[Saved entries]
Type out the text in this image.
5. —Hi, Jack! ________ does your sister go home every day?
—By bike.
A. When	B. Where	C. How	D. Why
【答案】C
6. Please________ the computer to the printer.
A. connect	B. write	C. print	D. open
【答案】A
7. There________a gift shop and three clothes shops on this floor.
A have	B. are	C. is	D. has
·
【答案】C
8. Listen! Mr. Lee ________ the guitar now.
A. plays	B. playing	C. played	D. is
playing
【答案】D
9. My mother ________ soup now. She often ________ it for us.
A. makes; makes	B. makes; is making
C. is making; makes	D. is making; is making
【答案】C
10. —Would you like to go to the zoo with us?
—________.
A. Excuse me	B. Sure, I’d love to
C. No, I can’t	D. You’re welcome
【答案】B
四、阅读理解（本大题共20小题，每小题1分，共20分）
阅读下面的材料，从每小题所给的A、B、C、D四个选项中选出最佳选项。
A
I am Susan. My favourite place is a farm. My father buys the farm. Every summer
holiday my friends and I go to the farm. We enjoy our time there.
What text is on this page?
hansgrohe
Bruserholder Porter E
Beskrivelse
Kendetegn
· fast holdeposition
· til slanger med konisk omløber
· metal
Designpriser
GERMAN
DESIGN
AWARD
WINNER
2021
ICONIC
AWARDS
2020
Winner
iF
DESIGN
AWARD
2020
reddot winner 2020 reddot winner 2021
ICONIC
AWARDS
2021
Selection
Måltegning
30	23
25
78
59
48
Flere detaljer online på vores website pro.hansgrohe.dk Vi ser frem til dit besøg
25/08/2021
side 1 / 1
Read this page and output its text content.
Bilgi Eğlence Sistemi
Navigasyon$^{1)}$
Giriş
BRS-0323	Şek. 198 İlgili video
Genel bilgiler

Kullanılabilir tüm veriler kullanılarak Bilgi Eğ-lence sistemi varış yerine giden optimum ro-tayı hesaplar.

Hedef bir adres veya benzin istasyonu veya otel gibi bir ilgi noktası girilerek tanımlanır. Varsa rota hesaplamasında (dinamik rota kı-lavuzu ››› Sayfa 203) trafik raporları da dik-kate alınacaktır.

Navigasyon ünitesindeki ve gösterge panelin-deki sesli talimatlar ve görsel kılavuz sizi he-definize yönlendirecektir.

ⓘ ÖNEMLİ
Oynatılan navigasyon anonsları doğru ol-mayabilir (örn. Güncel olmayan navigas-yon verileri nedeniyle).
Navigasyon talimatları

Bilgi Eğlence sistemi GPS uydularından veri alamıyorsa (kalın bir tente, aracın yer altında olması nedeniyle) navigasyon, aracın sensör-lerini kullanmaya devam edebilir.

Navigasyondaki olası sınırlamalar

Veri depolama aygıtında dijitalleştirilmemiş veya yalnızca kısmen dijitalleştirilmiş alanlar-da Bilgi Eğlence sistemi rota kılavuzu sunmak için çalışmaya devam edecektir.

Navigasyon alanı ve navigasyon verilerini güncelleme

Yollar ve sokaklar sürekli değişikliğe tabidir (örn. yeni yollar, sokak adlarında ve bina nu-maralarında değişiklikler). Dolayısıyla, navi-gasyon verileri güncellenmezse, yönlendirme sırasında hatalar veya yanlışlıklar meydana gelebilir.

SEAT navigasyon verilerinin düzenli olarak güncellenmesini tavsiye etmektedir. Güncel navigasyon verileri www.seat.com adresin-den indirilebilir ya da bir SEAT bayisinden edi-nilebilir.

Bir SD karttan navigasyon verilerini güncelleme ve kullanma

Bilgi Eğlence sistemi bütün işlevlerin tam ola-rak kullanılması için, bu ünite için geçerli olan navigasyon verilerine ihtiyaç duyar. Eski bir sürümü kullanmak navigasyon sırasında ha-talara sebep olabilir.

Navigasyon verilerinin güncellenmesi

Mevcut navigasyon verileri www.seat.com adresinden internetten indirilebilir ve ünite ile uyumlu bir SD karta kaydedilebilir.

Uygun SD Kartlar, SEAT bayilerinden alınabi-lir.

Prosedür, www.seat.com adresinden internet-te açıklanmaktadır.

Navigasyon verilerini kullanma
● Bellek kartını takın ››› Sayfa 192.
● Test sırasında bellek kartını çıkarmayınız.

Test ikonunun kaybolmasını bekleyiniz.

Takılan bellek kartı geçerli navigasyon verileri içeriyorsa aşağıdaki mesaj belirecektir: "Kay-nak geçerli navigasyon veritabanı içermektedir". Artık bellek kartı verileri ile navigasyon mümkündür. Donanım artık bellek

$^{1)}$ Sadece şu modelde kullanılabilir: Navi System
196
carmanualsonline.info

▸ **Instructions for the task**: All entries must be repeated verbatim.

▸ **Written answer**:
Type out the text in this image.
5. —Hi, Jack! ________ does your sister go home every day?
—By bike.
A. When	B. Where	C. How	D. Why
【答案】C
6. Please________ the computer to the printer.
A. connect	B. write	C. print	D. open
【答案】A
7. There________a gift shop and three clothes shops on this floor.
A have	B. are	C. is	D. has
·
【答案】C
8. Listen! Mr. Lee ________ the guitar now.
A. plays	B. playing	C. played	D. is
playing
【答案】D
9. My mother ________ soup now. She often ________ it for us.
A. makes; makes	B. makes; is making
C. is making; makes	D. is making; is making
【答案】C
10. —Would you like to go to the zoo with us?
—________.
A. Excuse me	B. Sure, I’d love to
C. No, I can’t	D. You’re welcome
【答案】B
四、阅读理解（本大题共20小题，每小题1分，共20分）
阅读下面的材料，从每小题所给的A、B、C、D四个选项中选出最佳选项。
A
I am Susan. My favourite place is a farm. My father buys the farm. Every summer
holiday my friends and I go to the farm. We enjoy our time there.
What text is on this page?
hansgrohe
Bruserholder Porter E
Beskrivelse
Kendetegn
· fast holdeposition
· til slanger med konisk omløber
· metal
Designpriser
GERMAN
DESIGN
AWARD
WINNER
2021
ICONIC
AWARDS
2020
Winner
iF
DESIGN
AWARD
2020
reddot winner 2020 reddot winner 2021
ICONIC
AWARDS
2021
Selection
Måltegning
30	23
25
78
59
48
Flere detaljer online på vores website pro.hansgrohe.dk Vi ser frem til dit besøg
25/08/2021
side 1 / 1
Read this page and output its text content.
Bilgi Eğlence Sistemi
Navigasyon$^{1)}$
Giriş
BRS-0323	Şek. 198 İlgili video
Genel bilgiler

Kullanılabilir tüm veriler kullanılarak Bilgi Eğ-lence sistemi varış yerine giden optimum ro-tayı hesaplar.

Hedef bir adres veya benzin istasyonu veya otel gibi bir ilgi noktası girilerek tanımlanır. Varsa rota hesaplamasında (dinamik rota kı-lavuzu ››› Sayfa 203) trafik raporları da dik-kate alınacaktır.

Navigasyon ünitesindeki ve gösterge panelin-deki sesli talimatlar ve görsel kılavuz sizi he-definize yönlendirecektir.

ⓘ ÖNEMLİ
Oynatılan navigasyon anonsları doğru ol-mayabilir (örn. Güncel olmayan navigas-yon verileri nedeniyle).
Navigasyon talimatları

Bilgi Eğlence sistemi GPS uydularından veri alamıyorsa (kalın bir tente, aracın yer altında olması nedeniyle) navigasyon, aracın sensör-lerini kullanmaya devam edebilir.

Navigasyondaki olası sınırlamalar

Veri depolama aygıtında dijitalleştirilmemiş veya yalnızca kısmen dijitalleştirilmiş alanlar-da Bilgi Eğlence sistemi rota kılavuzu sunmak için çalışmaya devam edecektir.

Navigasyon alanı ve navigasyon verilerini güncelleme

Yollar ve sokaklar sürekli değişikliğe tabidir (örn. yeni yollar, sokak adlarında ve bina nu-maralarında değişiklikler). Dolayısıyla, navi-gasyon verileri güncellenmezse, yönlendirme sırasında hatalar veya yanlışlıklar meydana gelebilir.

SEAT navigasyon verilerinin düzenli olarak güncellenmesini tavsiye etmektedir. Güncel navigasyon verileri www.seat.com adresin-den indirilebilir ya da bir SEAT bayisinden edi-nilebilir.

Bir SD karttan navigasyon verilerini güncelleme ve kullanma

Bilgi Eğlence sistemi bütün işlevlerin tam ola-rak kullanılması için, bu ünite için geçerli olan navigasyon verilerine ihtiyaç duyar. Eski bir sürümü kullanmak navigasyon sırasında ha-talara sebep olabilir.

Navigasyon verilerinin güncellenmesi

Mevcut navigasyon verileri www.seat.com adresinden internetten indirilebilir ve ünite ile uyumlu bir SD karta kaydedilebilir.

Uygun SD Kartlar, SEAT bayilerinden alınabi-lir.

Prosedür, www.seat.com adresinden internet-te açıklanmaktadır.

Navigasyon verilerini kullanma
● Bellek kartını takın ››› Sayfa 192.
● Test sırasında bellek kartını çıkarmayınız.

Test ikonunun kaybolmasını bekleyiniz.

Takılan bellek kartı geçerli navigasyon verileri içeriyorsa aşağıdaki mesaj belirecektir: "Kay-nak geçerli navigasyon veritabanı içermektedir". Artık bellek kartı verileri ile navigasyon mümkündür. Donanım artık bellek

$^{1)}$ Sadece şu modelde kullanılabilir: Navi System
196
carmanualsonline.info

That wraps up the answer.